» **Do this**
Count the lines in the records below that contain the string "排序规则", with case taken into account, and give only the number.

» **Record excerpts**
========

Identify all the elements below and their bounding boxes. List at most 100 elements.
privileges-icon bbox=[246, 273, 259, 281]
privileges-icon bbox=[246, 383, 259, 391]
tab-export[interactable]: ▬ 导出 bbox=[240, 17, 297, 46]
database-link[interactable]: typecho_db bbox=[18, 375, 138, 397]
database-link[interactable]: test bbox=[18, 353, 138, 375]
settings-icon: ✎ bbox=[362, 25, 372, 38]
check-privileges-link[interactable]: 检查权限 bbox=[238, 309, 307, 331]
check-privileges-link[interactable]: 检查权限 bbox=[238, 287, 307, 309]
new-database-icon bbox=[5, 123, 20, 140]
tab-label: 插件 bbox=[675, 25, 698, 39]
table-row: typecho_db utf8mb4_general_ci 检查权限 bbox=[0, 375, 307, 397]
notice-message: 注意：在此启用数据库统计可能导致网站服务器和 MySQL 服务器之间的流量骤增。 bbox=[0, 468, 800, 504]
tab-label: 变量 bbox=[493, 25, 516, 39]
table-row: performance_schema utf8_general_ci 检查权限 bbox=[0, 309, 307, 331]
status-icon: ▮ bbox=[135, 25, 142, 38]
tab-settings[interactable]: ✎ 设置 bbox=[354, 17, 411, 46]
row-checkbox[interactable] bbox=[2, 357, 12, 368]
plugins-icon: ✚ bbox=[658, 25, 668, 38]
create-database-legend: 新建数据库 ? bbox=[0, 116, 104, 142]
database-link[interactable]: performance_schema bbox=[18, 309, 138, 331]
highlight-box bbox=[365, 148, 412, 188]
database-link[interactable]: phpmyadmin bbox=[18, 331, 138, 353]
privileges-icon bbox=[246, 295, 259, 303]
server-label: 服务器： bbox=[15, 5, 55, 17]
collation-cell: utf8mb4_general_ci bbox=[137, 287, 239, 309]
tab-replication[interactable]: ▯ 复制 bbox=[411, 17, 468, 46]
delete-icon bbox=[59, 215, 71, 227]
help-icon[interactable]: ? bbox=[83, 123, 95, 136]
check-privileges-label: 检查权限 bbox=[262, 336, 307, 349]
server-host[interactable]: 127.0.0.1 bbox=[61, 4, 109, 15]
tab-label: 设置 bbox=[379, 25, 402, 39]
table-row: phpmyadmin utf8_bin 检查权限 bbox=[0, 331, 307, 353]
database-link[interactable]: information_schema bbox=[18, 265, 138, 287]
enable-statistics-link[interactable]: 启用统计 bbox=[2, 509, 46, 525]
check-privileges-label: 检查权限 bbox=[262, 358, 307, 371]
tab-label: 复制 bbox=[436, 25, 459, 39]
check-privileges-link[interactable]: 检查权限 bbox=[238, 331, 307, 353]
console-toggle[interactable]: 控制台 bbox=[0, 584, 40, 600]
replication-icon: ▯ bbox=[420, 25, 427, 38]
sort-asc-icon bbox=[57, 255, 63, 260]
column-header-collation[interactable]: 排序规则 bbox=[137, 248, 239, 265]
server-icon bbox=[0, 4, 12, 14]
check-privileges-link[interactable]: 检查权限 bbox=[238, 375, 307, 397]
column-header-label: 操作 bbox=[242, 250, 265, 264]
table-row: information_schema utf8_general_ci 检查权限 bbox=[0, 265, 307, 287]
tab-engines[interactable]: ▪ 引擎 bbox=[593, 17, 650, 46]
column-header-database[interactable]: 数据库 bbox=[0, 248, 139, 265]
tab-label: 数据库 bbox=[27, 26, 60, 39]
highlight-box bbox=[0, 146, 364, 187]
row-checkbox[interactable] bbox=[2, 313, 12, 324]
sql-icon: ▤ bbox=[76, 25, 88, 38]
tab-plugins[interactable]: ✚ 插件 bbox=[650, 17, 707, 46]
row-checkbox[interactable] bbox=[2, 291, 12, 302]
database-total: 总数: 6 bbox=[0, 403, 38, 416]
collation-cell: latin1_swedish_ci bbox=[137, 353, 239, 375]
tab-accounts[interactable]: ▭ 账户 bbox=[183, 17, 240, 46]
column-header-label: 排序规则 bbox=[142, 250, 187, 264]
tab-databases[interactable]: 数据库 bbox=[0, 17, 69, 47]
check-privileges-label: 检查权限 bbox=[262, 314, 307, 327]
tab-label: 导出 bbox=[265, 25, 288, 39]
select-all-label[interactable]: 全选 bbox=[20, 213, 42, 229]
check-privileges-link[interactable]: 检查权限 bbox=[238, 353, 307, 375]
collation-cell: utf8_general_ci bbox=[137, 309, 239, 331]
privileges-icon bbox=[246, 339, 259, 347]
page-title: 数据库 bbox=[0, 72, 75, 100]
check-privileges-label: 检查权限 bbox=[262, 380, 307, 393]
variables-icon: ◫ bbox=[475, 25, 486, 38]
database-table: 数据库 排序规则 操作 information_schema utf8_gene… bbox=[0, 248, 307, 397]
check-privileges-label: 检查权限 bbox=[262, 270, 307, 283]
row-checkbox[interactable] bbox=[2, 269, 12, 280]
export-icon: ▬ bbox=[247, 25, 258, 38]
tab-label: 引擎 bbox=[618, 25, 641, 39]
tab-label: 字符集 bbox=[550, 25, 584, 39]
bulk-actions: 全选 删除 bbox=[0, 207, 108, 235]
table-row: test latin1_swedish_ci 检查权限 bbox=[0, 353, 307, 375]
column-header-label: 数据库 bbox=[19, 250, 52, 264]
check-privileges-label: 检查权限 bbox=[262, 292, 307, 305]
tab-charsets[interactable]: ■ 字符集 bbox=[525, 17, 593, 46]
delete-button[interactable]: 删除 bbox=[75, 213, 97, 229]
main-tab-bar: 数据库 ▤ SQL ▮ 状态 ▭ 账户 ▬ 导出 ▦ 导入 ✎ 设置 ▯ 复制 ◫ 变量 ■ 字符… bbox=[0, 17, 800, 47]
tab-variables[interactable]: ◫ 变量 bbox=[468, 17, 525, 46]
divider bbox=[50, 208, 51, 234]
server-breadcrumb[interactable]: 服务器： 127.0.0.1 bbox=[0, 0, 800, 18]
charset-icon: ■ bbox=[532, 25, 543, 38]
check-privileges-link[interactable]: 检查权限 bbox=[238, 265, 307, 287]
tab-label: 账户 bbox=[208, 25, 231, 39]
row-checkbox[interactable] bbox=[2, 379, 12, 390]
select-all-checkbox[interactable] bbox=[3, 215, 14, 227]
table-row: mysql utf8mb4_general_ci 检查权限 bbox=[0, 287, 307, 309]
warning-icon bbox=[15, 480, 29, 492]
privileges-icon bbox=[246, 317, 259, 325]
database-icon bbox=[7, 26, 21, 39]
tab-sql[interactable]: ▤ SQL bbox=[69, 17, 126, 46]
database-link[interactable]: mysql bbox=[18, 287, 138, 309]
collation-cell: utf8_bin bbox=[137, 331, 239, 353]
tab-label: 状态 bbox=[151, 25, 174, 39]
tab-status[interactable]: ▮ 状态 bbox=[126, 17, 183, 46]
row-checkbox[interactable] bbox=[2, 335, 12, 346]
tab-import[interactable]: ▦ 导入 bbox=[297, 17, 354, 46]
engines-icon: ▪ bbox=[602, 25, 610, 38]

========

» **Correct output**
3